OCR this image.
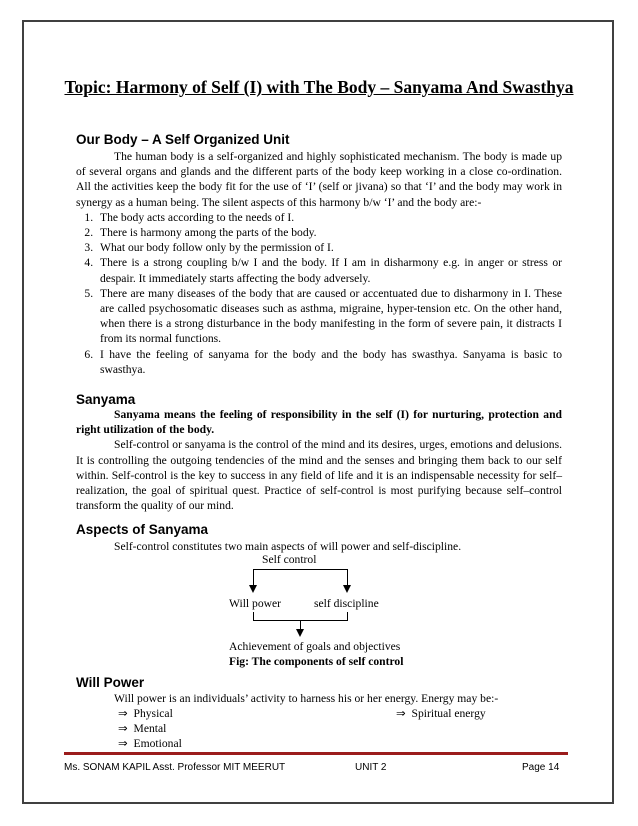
Topic: Harmony of Self (I) with The Body – Sanyama And Swasthya
Our Body – A Self Organized Unit

The human body is a self-organized and highly sophisticated mechanism. The body is made up of several organs and glands and the different parts of the body keep working in a close co-ordination. All the activities keep the body fit for the use of ‘I’ (self or jivana) so that ‘I’ and the body may work in synergy as a human being. The silent aspects of this harmony b/w ‘I’ and the body are:-

1. The body acts according to the needs of I.
2. There is harmony among the parts of the body.
3. What our body follow only by the permission of I.
4. There is a strong coupling b/w I and the body. If I am in disharmony e.g. in anger or stress or despair. It immediately starts affecting the body adversely.
5. There are many diseases of the body that are caused or accentuated due to disharmony in I. These are called psychosomatic diseases such as asthma, migraine, hyper-tension etc. On the other hand, when there is a strong disturbance in the body manifesting in the form of severe pain, it distracts I from its normal functions.
6. I have the feeling of sanyama for the body and the body has swasthya. Sanyama is basic to swasthya.
Sanyama

Sanyama means the feeling of responsibility in the self (I) for nurturing, protection and right utilization of the body.

Self-control or sanyama is the control of the mind and its desires, urges, emotions and delusions. It is controlling the outgoing tendencies of the mind and the senses and bringing them back to our self within. Self-control is the key to success in any field of life and it is an indispensable necessity for self– realization, the goal of spiritual quest. Practice of self-control is most purifying because self–control transform the quality of our mind.

Aspects of Sanyama

Self-control constitutes two main aspects of will power and self-discipline.

Self control
Will power	self discipline
Achievement of goals and objectives
Fig: The components of self control
Will Power

Will power is an individuals’ activity to harness his or her energy. Energy may be:-

⇒ Physical
⇒ Mental
⇒ Emotional
⇒ Spiritual energy
Ms. SONAM KAPIL Asst. Professor MIT MEERUT	UNIT 2	Page 14
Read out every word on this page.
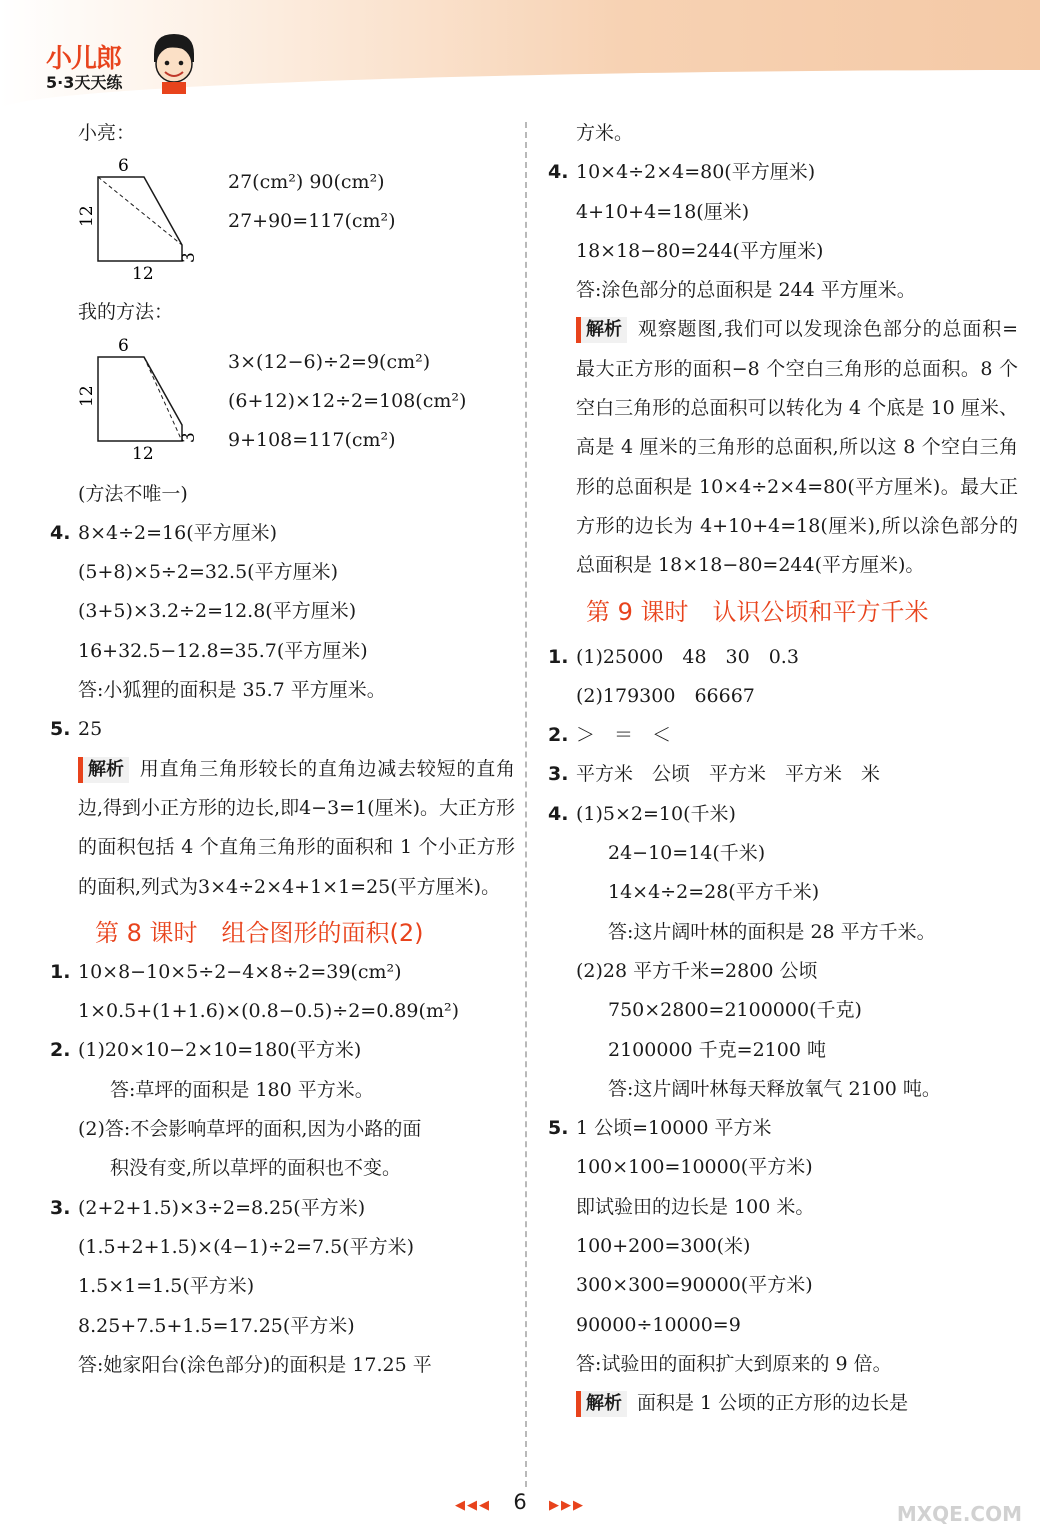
小儿郎
5·3天天练
小亮：
6
12
12
3
27(cm²) 90(cm²)
27+90=117(cm²)
我的方法：
6
12
12
3
3×(12−6)÷2=9(cm²)
(6+12)×12÷2=108(cm²)
9+108=117(cm²)
(方法不唯一)
4. 8×4÷2=16(平方厘米)
(5+8)×5÷2=32.5(平方厘米)
(3+5)×3.2÷2=12.8(平方厘米)
16+32.5−12.8=35.7(平方厘米)
答:小狐狸的面积是 35.7 平方厘米。
5. 25
解析 用直角三角形较长的直角边减去较短的直角边,得到小正方形的边长,即4−3=1(厘米)。大正方形的面积包括 4 个直角三角形的面积和 1 个小正方形的面积,列式为3×4÷2×4+1×1=25(平方厘米)。
第 8 课时　组合图形的面积(2)
1. 10×8−10×5÷2−4×8÷2=39(cm²)
1×0.5+(1+1.6)×(0.8−0.5)÷2=0.89(m²)
2. (1)20×10−2×10=180(平方米)
答:草坪的面积是 180 平方米。
(2)答:不会影响草坪的面积,因为小路的面
积没有变,所以草坪的面积也不变。
3. (2+2+1.5)×3÷2=8.25(平方米)
(1.5+2+1.5)×(4−1)÷2=7.5(平方米)
1.5×1=1.5(平方米)
8.25+7.5+1.5=17.25(平方米)
答:她家阳台(涂色部分)的面积是 17.25 平
方米。
4. 10×4÷2×4=80(平方厘米)
4+10+4=18(厘米)
18×18−80=244(平方厘米)
答:涂色部分的总面积是 244 平方厘米。
解析 观察题图,我们可以发现涂色部分的总面积=最大正方形的面积−8 个空白三角形的总面积。8 个空白三角形的总面积可以转化为 4 个底是 10 厘米、高是 4 厘米的三角形的总面积,所以这 8 个空白三角形的总面积是 10×4÷2×4=80(平方厘米)。最大正方形的边长为 4+10+4=18(厘米),所以涂色部分的总面积是 18×18−80=244(平方厘米)。
第 9 课时　认识公顷和平方千米
1. (1)25000　48　30　0.3
(2)179300　66667
2. ＞　＝　＜
3. 平方米　公顷　平方米　平方米　米
4. (1)5×2=10(千米)
24−10=14(千米)
14×4÷2=28(平方千米)
答:这片阔叶林的面积是 28 平方千米。
(2)28 平方千米=2800 公顷
750×2800=2100000(千克)
2100000 千克=2100 吨
答:这片阔叶林每天释放氧气 2100 吨。
5. 1 公顷=10000 平方米
100×100=10000(平方米)
即试验田的边长是 100 米。
100+200=300(米)
300×300=90000(平方米)
90000÷10000=9
答:试验田的面积扩大到原来的 9 倍。
解析 面积是 1 公顷的正方形的边长是
◀◀◀ 6 ▶▶▶	MXQE.COM
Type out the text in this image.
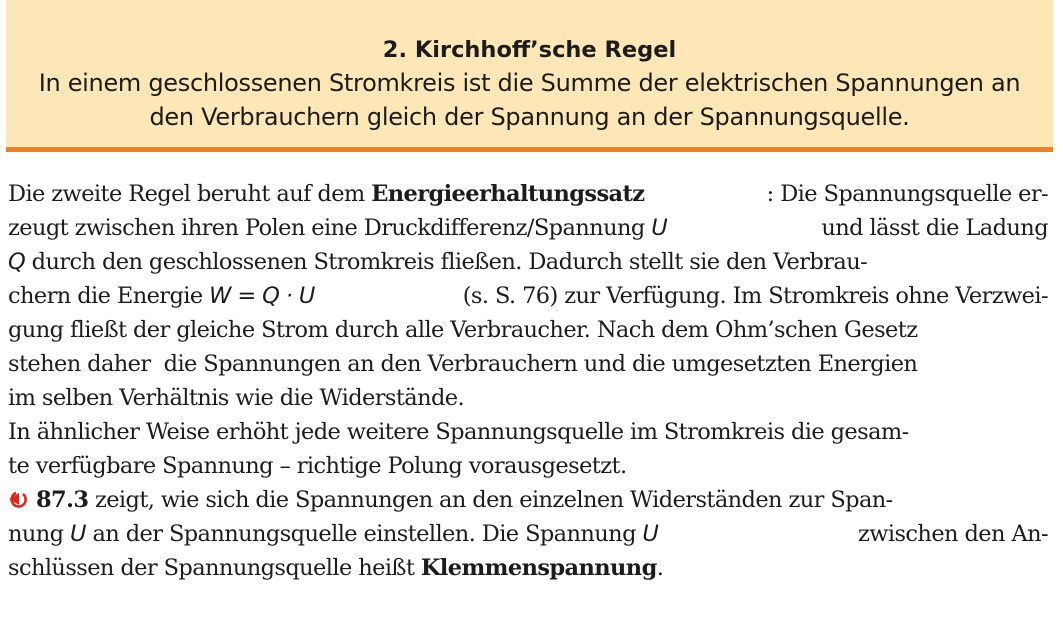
2. Kirchhoff’sche Regel
In einem geschlossenen Stromkreis ist die Summe der elektrischen Spannungen an
den Verbrauchern gleich der Spannung an der Spannungsquelle.
Die zweite Regel beruht auf dem Energieerhaltungssatz	: Die Spannungsquelle er-
zeugt zwischen ihren Polen eine Druckdifferenz/Spannung U	und lässt die Ladung
Q durch den geschlossenen Stromkreis fließen. Dadurch stellt sie den Verbrau-
chern die Energie W = Q · U	(s. S. 76) zur Verfügung. Im Stromkreis ohne Verzwei-
gung fließt der gleiche Strom durch alle Verbraucher. Nach dem Ohm’schen Gesetz
stehen daher  die Spannungen an den Verbrauchern und die umgesetzten Energien
im selben Verhältnis wie die Widerstände.
In ähnlicher Weise erhöht jede weitere Spannungsquelle im Stromkreis die gesam-
te verfügbare Spannung – richtige Polung vorausgesetzt.
87.3 zeigt, wie sich die Spannungen an den einzelnen Widerständen zur Span-
nung U an der Spannungsquelle einstellen. Die Spannung U	zwischen den An-
schlüssen der Spannungsquelle heißt Klemmenspannung.
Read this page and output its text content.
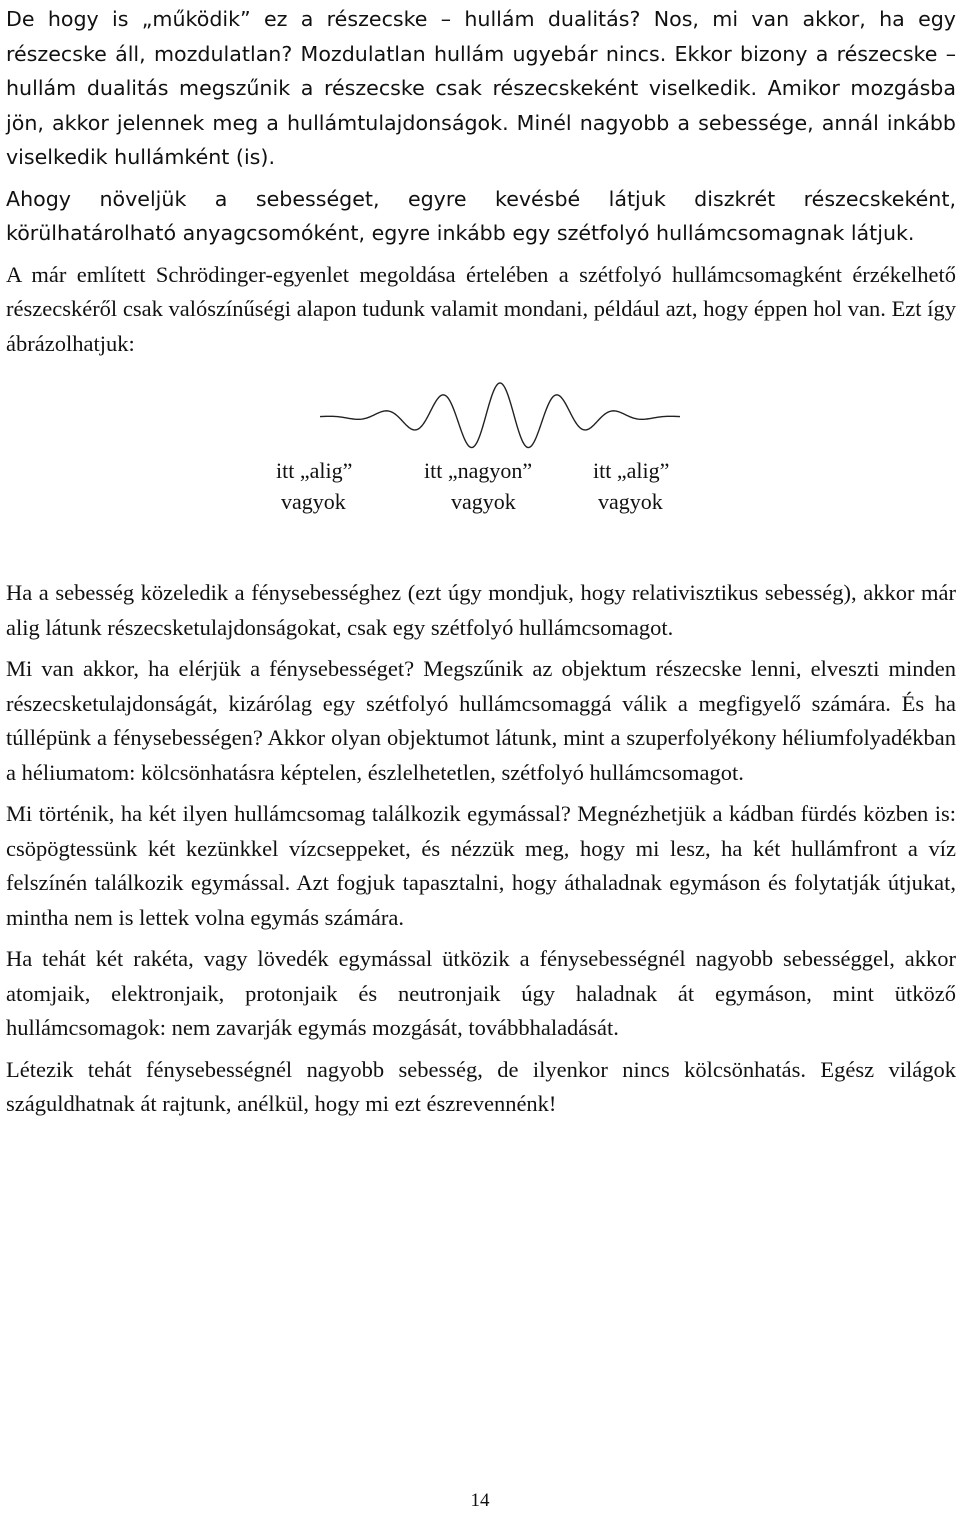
De hogy is „működik” ez a részecske – hullám dualitás? Nos, mi van akkor, ha egy részecske áll, mozdulatlan? Mozdulatlan hullám ugyebár nincs. Ekkor bizony a részecske – hullám dualitás megszűnik a részecske csak részecskeként viselkedik. Amikor mozgásba jön, akkor jelennek meg a hullámtulajdonságok. Minél nagyobb a sebessége, annál inkább viselkedik hullámként (is).

Ahogy növeljük a sebességet, egyre kevésbé látjuk diszkrét részecskeként, körülhatárolható anyagcsomóként, egyre inkább egy szétfolyó hullámcsomagnak látjuk.

A már említett Schrödinger-egyenlet megoldása értelében a szétfolyó hullámcsomagként érzékelhető részecskéről csak valószínűségi alapon tudunk valamit mondani, például azt, hogy éppen hol van. Ezt így ábrázolhatjuk:

itt „alig”
vagyok
itt „nagyon”
vagyok
itt „alig”
vagyok

Ha a sebesség közeledik a fénysebességhez (ezt úgy mondjuk, hogy relativisztikus sebesség), akkor már alig látunk részecsketulajdonságokat, csak egy szétfolyó hullámcsomagot.

Mi van akkor, ha elérjük a fénysebességet? Megszűnik az objektum részecske lenni, elveszti minden részecsketulajdonságát, kizárólag egy szétfolyó hullámcsomaggá válik a megfigyelő számára. És ha túllépünk a fénysebességen? Akkor olyan objektumot látunk, mint a szuperfolyékony héliumfolyadékban a héliumatom: kölcsönhatásra képtelen, észlelhetetlen, szétfolyó hullámcsomagot.

Mi történik, ha két ilyen hullámcsomag találkozik egymással? Megnézhetjük a kádban fürdés közben is: csöpögtessünk két kezünkkel vízcseppeket, és nézzük meg, hogy mi lesz, ha két hullámfront a víz felszínén találkozik egymással. Azt fogjuk tapasztalni, hogy áthaladnak egymáson és folytatják útjukat, mintha nem is lettek volna egymás számára.

Ha tehát két rakéta, vagy lövedék egymással ütközik a fénysebességnél nagyobb sebességgel, akkor atomjaik, elektronjaik, protonjaik és neutronjaik úgy haladnak át egymáson, mint ütköző hullámcsomagok: nem zavarják egymás mozgását, továbbhaladását.

Létezik tehát fénysebességnél nagyobb sebesség, de ilyenkor nincs kölcsönhatás. Egész világok száguldhatnak át rajtunk, anélkül, hogy mi ezt észrevennénk!

14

· · ·

INSTRUCTIONS FOR THE TASK
Pull out all lines containing the word "fénysebességnél" from the entries above.

COMPLETE ANSWER
Ha tehát két rakéta, vagy lövedék egymással ütközik a fénysebességnél nagyobb sebességgel, akkor atomjaik, elektronjaik, protonjaik és neutronjaik úgy haladnak át egymáson, mint ütköző hullámcsomagok: nem zavarják egymás mozgását, továbbhaladását.
Létezik tehát fénysebességnél nagyobb sebesség, de ilyenkor nincs kölcsönhatás. Egész világok száguldhatnak át rajtunk, anélkül, hogy mi ezt észrevennénk!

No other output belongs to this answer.